REQUIRED WORK |
Report the count of lines where the string "Jean" appears, and nothing else.

ENTRIES PROVIDED |
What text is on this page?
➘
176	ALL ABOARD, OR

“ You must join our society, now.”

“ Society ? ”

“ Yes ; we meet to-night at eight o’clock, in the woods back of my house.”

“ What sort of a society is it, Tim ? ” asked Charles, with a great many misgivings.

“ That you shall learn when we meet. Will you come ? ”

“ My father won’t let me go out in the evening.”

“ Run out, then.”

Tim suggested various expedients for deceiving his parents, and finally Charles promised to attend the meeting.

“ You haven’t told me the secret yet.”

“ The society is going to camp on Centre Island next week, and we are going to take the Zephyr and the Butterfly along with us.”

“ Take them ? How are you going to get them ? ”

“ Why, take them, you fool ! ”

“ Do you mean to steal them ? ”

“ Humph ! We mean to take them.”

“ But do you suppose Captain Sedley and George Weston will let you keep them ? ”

* * *

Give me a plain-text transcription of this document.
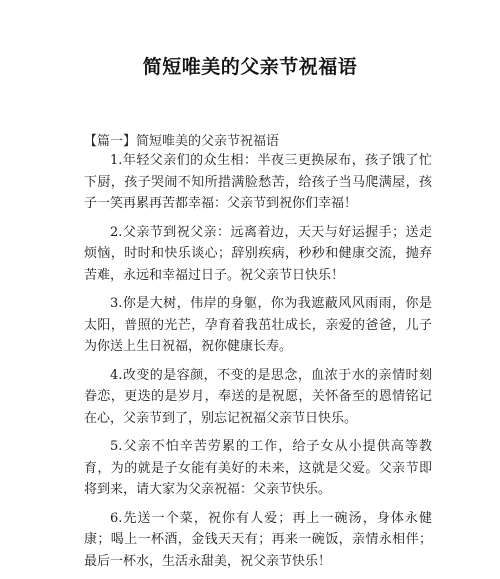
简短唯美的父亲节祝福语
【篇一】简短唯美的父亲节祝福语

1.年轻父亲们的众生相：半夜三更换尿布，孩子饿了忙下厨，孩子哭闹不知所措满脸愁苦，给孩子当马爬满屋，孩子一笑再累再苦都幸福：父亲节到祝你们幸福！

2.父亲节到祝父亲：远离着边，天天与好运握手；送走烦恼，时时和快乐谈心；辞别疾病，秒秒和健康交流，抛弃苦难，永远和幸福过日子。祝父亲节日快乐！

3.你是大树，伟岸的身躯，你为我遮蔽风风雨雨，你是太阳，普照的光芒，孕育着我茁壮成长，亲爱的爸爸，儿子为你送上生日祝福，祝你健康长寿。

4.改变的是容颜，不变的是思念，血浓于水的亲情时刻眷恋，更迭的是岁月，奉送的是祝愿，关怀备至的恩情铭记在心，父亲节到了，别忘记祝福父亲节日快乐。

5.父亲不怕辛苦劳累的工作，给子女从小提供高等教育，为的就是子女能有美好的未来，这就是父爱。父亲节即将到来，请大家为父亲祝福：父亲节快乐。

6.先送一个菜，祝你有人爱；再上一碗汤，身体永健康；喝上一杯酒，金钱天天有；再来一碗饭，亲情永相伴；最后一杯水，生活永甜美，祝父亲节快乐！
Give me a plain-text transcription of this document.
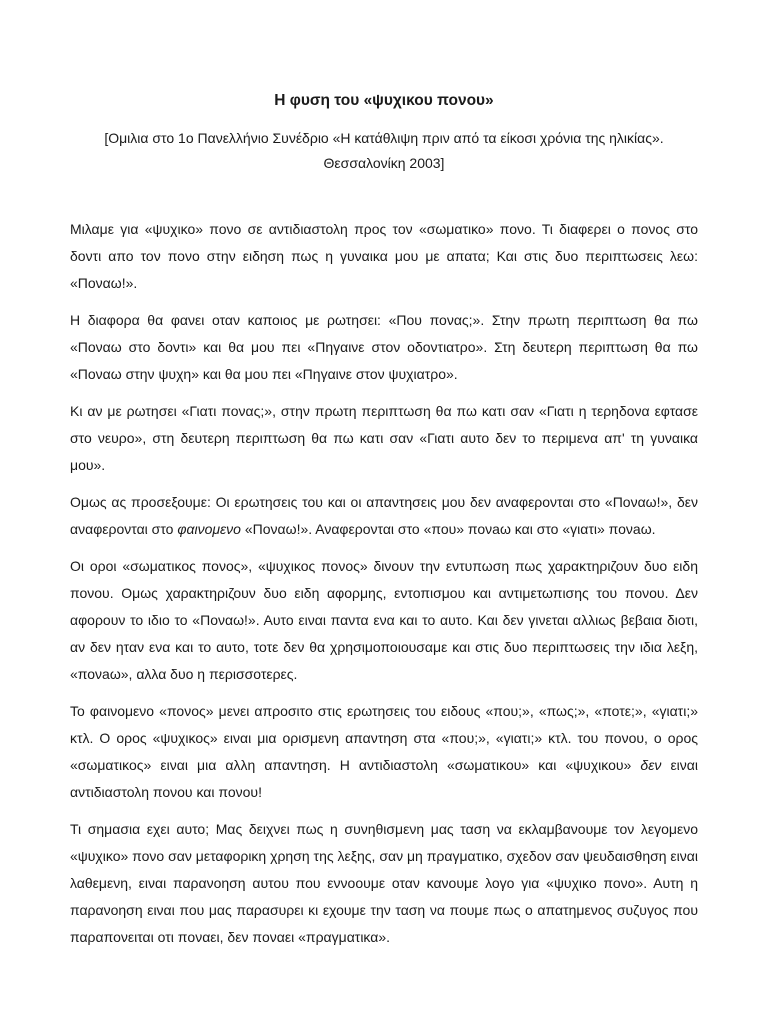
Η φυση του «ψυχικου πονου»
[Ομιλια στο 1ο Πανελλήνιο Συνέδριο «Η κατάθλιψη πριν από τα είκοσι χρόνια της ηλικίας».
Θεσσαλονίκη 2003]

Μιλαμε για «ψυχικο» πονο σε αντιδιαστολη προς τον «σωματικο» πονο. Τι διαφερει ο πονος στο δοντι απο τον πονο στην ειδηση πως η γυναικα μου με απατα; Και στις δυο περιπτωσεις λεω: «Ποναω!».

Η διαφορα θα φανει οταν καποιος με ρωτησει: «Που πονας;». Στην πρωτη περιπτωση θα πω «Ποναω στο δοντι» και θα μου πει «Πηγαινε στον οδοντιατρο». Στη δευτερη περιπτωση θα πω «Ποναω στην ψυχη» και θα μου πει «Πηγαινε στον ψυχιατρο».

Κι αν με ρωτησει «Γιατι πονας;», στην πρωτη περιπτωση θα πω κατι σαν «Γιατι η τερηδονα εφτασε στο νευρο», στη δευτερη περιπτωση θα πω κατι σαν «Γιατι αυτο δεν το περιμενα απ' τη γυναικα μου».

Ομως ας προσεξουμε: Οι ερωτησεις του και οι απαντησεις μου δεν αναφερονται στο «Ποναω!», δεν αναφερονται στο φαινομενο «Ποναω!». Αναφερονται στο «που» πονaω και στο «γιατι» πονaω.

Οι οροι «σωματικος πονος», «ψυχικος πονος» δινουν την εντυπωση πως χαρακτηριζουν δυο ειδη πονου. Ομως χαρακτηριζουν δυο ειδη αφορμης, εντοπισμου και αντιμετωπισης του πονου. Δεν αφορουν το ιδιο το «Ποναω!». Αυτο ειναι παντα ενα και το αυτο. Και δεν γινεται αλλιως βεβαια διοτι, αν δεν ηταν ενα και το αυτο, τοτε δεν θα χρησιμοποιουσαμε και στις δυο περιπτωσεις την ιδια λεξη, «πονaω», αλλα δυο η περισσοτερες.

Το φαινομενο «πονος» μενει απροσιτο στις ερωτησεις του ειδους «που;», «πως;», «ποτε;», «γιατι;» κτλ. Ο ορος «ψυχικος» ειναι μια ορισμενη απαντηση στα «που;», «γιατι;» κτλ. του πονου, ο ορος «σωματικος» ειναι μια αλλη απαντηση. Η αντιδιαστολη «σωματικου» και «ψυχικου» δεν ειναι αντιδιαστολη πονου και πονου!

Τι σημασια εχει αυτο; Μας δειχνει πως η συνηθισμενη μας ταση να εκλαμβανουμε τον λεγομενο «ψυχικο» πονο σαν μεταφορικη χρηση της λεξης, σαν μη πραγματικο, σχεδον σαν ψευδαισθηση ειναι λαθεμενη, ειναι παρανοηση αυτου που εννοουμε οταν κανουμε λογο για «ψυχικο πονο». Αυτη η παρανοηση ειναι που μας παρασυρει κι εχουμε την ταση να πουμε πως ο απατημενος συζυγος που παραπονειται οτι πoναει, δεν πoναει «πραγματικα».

* * *

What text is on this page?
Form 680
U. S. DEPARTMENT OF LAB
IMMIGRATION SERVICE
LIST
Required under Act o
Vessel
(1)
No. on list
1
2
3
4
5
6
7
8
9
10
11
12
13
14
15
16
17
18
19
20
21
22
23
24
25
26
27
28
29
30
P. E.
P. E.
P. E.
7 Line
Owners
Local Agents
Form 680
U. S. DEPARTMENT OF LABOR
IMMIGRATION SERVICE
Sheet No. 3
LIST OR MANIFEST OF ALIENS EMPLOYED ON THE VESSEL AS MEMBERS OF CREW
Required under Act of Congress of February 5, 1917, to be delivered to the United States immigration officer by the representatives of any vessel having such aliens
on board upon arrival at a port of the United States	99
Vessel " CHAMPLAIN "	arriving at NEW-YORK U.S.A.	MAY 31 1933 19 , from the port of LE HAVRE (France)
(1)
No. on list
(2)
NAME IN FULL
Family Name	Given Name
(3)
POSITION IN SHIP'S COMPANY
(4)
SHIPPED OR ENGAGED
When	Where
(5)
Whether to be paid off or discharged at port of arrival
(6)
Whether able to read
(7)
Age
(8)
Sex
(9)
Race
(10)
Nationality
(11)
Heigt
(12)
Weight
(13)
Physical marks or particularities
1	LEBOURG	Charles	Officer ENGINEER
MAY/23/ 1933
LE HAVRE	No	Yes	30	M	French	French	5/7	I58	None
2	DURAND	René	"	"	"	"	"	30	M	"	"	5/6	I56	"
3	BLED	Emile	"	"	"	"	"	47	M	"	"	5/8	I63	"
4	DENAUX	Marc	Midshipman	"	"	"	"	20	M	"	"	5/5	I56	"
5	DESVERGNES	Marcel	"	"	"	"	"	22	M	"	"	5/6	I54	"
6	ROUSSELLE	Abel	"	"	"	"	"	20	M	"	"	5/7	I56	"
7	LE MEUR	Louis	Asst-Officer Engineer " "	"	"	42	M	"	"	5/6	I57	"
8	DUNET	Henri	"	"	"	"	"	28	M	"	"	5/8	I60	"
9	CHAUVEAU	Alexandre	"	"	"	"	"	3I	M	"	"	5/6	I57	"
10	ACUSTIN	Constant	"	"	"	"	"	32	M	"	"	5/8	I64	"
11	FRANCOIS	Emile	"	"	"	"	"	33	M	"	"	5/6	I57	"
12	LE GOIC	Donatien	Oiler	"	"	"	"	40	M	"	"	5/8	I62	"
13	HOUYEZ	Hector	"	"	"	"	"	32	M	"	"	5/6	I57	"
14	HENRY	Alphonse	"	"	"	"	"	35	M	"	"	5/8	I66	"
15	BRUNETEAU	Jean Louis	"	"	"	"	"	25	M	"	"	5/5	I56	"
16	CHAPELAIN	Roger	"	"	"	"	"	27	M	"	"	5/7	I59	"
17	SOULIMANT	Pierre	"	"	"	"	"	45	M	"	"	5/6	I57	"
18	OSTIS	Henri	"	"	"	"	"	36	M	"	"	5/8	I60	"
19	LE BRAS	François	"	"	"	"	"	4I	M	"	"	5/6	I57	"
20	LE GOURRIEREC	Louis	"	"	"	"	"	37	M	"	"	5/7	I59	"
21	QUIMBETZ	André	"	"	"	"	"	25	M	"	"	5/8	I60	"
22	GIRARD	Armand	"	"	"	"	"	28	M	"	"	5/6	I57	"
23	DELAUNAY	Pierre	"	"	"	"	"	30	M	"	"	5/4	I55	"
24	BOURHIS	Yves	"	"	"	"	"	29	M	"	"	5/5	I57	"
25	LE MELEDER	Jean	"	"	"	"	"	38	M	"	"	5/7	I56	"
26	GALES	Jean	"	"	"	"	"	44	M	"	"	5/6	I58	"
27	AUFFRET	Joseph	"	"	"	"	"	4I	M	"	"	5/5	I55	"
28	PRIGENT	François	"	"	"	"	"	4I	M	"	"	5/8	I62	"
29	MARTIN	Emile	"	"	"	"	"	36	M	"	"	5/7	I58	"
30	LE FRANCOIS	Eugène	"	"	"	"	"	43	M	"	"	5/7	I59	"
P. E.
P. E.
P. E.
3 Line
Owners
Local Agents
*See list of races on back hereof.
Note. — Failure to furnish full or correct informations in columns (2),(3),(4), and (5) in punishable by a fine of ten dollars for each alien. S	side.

OUTPUT FOR THIS EXERCISE |
3